## PROBLEM STATEMENT
Scan the material that follows. Copy every line containing the word "With".

## DATA SECTION

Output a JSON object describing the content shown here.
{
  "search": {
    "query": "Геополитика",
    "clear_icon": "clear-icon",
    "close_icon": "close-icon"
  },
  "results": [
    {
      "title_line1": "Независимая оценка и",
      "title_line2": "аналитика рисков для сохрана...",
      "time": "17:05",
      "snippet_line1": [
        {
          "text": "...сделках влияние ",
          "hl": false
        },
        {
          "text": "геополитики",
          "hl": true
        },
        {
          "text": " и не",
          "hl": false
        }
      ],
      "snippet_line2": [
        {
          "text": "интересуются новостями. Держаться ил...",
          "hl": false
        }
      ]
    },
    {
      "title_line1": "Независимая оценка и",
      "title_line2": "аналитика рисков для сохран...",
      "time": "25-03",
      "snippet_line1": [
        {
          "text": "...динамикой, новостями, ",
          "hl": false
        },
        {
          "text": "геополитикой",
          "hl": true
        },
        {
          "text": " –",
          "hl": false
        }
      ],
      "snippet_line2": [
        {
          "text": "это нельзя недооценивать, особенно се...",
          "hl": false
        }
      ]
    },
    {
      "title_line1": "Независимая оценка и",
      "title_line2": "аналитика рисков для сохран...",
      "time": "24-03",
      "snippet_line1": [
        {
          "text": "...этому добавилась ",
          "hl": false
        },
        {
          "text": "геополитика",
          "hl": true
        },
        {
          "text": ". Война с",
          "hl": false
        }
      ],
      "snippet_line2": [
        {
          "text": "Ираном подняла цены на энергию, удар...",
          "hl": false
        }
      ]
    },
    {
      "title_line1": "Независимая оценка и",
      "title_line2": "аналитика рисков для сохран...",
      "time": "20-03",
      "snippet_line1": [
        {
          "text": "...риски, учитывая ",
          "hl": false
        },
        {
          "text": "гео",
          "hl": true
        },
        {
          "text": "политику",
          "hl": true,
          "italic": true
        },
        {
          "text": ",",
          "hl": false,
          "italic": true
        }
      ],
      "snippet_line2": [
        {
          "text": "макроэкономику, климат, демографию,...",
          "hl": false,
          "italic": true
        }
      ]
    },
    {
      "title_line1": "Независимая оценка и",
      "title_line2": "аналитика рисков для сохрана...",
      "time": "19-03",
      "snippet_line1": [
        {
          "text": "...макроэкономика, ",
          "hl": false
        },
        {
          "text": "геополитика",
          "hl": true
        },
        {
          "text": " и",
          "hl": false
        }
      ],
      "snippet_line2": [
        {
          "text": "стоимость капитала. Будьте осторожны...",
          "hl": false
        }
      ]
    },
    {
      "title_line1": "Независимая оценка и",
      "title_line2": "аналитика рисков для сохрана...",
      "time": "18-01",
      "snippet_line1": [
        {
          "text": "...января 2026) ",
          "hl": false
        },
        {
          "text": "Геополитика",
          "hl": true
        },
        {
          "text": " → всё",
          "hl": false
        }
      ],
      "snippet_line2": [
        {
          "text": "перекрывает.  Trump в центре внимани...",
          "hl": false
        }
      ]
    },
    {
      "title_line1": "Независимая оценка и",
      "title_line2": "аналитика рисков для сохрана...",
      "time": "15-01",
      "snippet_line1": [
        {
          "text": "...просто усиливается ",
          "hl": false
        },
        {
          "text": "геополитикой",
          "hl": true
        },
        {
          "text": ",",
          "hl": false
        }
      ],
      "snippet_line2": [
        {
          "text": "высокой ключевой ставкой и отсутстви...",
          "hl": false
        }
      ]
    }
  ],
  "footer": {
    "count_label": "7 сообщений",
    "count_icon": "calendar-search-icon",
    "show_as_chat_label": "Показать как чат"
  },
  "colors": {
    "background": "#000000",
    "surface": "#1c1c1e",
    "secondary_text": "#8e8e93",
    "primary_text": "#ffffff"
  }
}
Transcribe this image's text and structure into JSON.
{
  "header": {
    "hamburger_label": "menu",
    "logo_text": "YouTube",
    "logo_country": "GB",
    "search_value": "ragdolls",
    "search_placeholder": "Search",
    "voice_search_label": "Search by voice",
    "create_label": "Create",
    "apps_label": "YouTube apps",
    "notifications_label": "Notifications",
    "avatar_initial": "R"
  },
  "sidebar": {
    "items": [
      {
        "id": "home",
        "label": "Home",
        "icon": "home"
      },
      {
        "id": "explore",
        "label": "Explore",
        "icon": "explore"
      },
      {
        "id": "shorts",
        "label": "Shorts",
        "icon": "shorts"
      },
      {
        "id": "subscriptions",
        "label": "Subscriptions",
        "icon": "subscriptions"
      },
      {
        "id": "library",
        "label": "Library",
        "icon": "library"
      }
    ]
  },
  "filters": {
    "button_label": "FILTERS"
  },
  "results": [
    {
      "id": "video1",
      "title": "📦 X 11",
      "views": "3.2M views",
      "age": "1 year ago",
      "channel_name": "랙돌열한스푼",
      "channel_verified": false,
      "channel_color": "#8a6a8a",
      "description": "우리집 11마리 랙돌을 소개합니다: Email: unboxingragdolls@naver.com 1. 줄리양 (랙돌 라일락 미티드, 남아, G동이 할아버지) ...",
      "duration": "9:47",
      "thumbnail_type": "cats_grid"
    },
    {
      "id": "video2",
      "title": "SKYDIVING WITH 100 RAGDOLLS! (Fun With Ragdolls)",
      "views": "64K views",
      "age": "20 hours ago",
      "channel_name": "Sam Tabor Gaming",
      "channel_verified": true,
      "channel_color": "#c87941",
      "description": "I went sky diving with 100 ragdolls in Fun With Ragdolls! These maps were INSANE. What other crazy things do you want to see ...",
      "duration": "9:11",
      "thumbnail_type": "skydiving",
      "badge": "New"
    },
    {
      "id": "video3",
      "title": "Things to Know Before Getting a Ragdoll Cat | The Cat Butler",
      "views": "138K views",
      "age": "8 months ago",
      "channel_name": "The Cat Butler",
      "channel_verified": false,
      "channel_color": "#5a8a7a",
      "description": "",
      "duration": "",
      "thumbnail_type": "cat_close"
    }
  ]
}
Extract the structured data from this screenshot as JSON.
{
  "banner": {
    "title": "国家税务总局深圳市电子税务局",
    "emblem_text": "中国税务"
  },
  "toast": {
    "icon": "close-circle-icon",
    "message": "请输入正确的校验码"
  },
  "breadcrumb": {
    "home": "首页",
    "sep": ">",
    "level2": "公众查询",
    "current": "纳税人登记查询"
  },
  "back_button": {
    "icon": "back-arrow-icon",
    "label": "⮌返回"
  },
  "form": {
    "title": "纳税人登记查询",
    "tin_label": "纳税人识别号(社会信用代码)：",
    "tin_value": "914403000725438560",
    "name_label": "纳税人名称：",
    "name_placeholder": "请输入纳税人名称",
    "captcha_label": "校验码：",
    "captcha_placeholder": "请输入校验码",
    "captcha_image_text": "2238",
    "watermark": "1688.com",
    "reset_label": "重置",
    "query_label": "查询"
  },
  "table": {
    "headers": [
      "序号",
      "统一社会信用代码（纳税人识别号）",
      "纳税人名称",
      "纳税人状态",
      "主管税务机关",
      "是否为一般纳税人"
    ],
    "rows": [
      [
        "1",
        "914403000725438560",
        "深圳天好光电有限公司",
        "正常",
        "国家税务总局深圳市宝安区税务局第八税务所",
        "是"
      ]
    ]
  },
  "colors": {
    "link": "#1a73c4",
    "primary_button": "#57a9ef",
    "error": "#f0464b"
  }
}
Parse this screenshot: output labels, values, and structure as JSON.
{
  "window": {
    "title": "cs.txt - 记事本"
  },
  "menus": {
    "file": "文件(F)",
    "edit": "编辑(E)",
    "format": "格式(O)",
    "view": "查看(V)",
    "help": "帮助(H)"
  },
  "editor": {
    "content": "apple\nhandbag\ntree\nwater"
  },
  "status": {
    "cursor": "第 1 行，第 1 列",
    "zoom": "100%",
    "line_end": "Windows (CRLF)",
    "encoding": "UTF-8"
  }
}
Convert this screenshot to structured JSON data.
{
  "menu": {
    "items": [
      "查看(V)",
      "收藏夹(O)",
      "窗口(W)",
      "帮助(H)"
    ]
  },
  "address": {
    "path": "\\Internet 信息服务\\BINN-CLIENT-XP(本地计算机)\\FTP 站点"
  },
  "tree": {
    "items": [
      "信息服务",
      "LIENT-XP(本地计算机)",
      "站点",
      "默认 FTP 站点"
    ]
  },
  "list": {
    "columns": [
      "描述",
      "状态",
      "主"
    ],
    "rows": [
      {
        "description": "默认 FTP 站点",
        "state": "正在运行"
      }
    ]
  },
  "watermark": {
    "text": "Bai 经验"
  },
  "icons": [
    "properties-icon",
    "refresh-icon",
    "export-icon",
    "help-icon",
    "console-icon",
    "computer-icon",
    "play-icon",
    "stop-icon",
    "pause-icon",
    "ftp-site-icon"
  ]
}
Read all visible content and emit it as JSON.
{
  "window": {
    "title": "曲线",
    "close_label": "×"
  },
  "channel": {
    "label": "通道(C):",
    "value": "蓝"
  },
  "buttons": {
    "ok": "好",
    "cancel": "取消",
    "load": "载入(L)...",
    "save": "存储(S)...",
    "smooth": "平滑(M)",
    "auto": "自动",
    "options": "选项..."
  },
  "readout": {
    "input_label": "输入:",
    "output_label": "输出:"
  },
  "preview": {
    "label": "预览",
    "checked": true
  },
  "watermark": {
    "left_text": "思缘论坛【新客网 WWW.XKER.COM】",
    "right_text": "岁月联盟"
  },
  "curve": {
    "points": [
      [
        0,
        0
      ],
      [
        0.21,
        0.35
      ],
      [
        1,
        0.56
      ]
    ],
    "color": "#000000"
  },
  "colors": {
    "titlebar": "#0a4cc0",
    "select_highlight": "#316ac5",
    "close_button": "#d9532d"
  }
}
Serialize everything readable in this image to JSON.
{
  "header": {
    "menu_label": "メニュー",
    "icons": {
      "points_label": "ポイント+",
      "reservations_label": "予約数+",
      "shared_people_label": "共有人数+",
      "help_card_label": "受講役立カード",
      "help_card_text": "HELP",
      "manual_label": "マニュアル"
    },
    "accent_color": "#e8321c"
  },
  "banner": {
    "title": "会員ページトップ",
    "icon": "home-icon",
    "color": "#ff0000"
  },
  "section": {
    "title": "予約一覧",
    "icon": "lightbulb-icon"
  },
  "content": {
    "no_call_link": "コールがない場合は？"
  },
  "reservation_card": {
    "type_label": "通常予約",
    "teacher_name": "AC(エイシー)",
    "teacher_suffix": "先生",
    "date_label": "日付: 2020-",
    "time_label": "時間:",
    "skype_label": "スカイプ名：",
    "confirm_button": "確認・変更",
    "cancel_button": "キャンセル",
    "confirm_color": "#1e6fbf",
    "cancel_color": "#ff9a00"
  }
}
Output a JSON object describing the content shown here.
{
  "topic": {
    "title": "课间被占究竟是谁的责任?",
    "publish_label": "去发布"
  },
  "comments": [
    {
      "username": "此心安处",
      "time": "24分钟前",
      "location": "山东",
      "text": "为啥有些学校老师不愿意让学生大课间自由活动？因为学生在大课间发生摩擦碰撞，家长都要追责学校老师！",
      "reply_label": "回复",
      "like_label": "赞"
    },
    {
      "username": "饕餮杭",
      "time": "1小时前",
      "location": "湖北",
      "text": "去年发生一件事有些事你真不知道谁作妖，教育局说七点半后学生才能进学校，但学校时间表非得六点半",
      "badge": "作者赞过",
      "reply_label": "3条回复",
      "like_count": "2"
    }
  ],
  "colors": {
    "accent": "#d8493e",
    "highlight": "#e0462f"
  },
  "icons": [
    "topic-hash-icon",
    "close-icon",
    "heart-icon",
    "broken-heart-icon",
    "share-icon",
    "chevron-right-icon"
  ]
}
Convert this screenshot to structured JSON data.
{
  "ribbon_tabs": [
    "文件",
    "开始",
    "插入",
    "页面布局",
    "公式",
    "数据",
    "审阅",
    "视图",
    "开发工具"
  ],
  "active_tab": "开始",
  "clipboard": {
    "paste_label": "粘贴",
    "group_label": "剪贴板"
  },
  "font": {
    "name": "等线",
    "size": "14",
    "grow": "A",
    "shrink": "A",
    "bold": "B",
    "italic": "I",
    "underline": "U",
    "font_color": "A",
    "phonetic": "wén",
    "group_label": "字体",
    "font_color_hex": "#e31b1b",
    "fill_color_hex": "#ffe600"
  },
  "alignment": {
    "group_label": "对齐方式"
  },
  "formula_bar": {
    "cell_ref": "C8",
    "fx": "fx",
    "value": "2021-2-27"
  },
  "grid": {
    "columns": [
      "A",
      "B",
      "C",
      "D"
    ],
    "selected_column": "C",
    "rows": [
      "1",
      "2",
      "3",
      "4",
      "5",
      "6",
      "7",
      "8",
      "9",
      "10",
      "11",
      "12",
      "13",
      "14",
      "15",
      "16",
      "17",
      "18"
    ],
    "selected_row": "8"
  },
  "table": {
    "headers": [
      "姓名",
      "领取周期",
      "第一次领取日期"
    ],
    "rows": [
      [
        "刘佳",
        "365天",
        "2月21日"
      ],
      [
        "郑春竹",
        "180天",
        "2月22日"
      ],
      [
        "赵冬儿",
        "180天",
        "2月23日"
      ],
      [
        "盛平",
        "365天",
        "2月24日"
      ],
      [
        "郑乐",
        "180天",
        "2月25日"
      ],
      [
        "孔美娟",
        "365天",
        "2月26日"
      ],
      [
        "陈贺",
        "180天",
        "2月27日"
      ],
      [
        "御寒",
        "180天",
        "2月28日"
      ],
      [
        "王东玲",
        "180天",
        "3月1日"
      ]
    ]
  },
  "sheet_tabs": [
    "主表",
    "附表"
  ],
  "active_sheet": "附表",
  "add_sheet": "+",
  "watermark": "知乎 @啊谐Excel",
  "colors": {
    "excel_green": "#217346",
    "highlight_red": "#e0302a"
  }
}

## CORRECT OUTPUT
      "title": "SKYDIVING WITH 100 RAGDOLLS! (Fun With Ragdolls)",
      "description": "I went sky diving with 100 ragdolls in Fun With Ragdolls! These maps were INSANE. What other crazy things do you want to see ...",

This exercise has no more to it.